= WHAT THE EXERCISE ASKS =
Copy out the listing that follows, exactly, without its pictures.
----- DATASET EXCERPTS
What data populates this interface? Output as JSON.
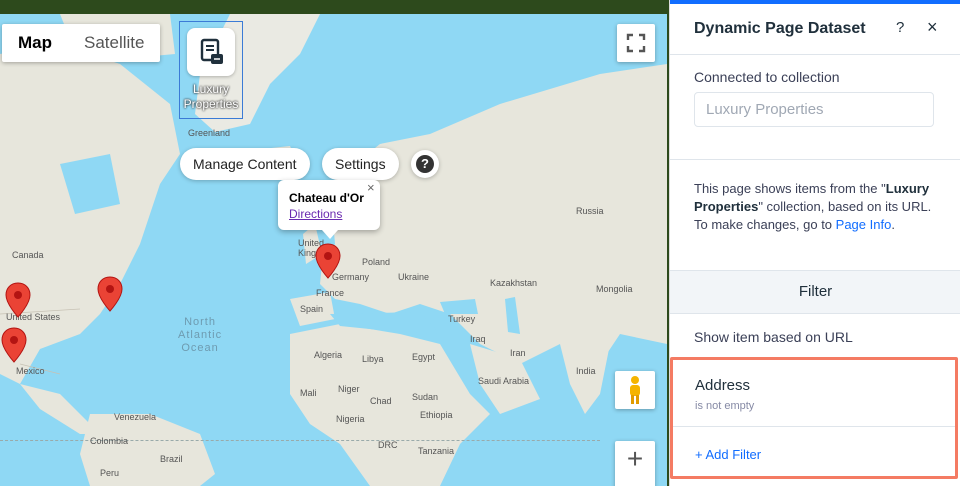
{
  "map": {
    "type_tabs": [
      "Map",
      "Satellite"
    ],
    "active_tab": "Map",
    "dataset_widget_label": "Luxury Properties",
    "manage_content_label": "Manage Content",
    "settings_label": "Settings",
    "help_label": "?",
    "info_window": {
      "title": "Chateau d'Or",
      "link": "Directions",
      "close": "×"
    },
    "zoom_in_label": "+",
    "ocean_label": "North\nAtlantic\nOcean",
    "labels": {
      "greenland": "Greenland",
      "canada": "Canada",
      "united_states": "United States",
      "mexico": "Mexico",
      "united_kingdom": "United\nKingdom",
      "germany": "Germany",
      "poland": "Poland",
      "ukraine": "Ukraine",
      "france": "France",
      "spain": "Spain",
      "russia": "Russia",
      "kazakhstan": "Kazakhstan",
      "mongolia": "Mongolia",
      "turkey": "Turkey",
      "iraq": "Iraq",
      "iran": "Iran",
      "algeria": "Algeria",
      "libya": "Libya",
      "egypt": "Egypt",
      "saudi_arabia": "Saudi Arabia",
      "mali": "Mali",
      "niger": "Niger",
      "chad": "Chad",
      "sudan": "Sudan",
      "nigeria": "Nigeria",
      "ethiopia": "Ethiopia",
      "venezuela": "Venezuela",
      "colombia": "Colombia",
      "drc": "DRC",
      "tanzania": "Tanzania",
      "brazil": "Brazil",
      "peru": "Peru",
      "india": "India"
    },
    "colors": {
      "water": "#8fd8f4",
      "land": "#e8e8e0",
      "pin": "#ea4335"
    }
  },
  "panel": {
    "title": "Dynamic Page Dataset",
    "help": "?",
    "close": "×",
    "connected_label": "Connected to collection",
    "collection_value": "Luxury Properties",
    "info_before": "This page shows items from the \"",
    "info_collection": "Luxury Properties",
    "info_after": "\" collection, based on its URL. To make changes, go to ",
    "info_link": "Page Info",
    "info_end": ".",
    "filter_heading": "Filter",
    "show_item_label": "Show item based on URL",
    "filter_field": "Address",
    "filter_condition": "is not empty",
    "add_filter": "+ Add Filter",
    "colors": {
      "accent": "#116dff",
      "highlight_border": "#f47b63"
    }
  }
}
----------
= WRITTEN SOLUTION =
What data populates this interface? Output as JSON.
{
  "map": {
    "type_tabs": [
      "Map",
      "Satellite"
    ],
    "active_tab": "Map",
    "dataset_widget_label": "Luxury Properties",
    "manage_content_label": "Manage Content",
    "settings_label": "Settings",
    "help_label": "?",
    "info_window": {
      "title": "Chateau d'Or",
      "link": "Directions",
      "close": "×"
    },
    "zoom_in_label": "+",
    "ocean_label": "North\nAtlantic\nOcean",
    "labels": {
      "greenland": "Greenland",
      "canada": "Canada",
      "united_states": "United States",
      "mexico": "Mexico",
      "united_kingdom": "United\nKingdom",
      "germany": "Germany",
      "poland": "Poland",
      "ukraine": "Ukraine",
      "france": "France",
      "spain": "Spain",
      "russia": "Russia",
      "kazakhstan": "Kazakhstan",
      "mongolia": "Mongolia",
      "turkey": "Turkey",
      "iraq": "Iraq",
      "iran": "Iran",
      "algeria": "Algeria",
      "libya": "Libya",
      "egypt": "Egypt",
      "saudi_arabia": "Saudi Arabia",
      "mali": "Mali",
      "niger": "Niger",
      "chad": "Chad",
      "sudan": "Sudan",
      "nigeria": "Nigeria",
      "ethiopia": "Ethiopia",
      "venezuela": "Venezuela",
      "colombia": "Colombia",
      "drc": "DRC",
      "tanzania": "Tanzania",
      "brazil": "Brazil",
      "peru": "Peru",
      "india": "India"
    },
    "colors": {
      "water": "#8fd8f4",
      "land": "#e8e8e0",
      "pin": "#ea4335"
    }
  },
  "panel": {
    "title": "Dynamic Page Dataset",
    "help": "?",
    "close": "×",
    "connected_label": "Connected to collection",
    "collection_value": "Luxury Properties",
    "info_before": "This page shows items from the \"",
    "info_collection": "Luxury Properties",
    "info_after": "\" collection, based on its URL. To make changes, go to ",
    "info_link": "Page Info",
    "info_end": ".",
    "filter_heading": "Filter",
    "show_item_label": "Show item based on URL",
    "filter_field": "Address",
    "filter_condition": "is not empty",
    "add_filter": "+ Add Filter",
    "colors": {
      "accent": "#116dff",
      "highlight_border": "#f47b63"
    }
  }
}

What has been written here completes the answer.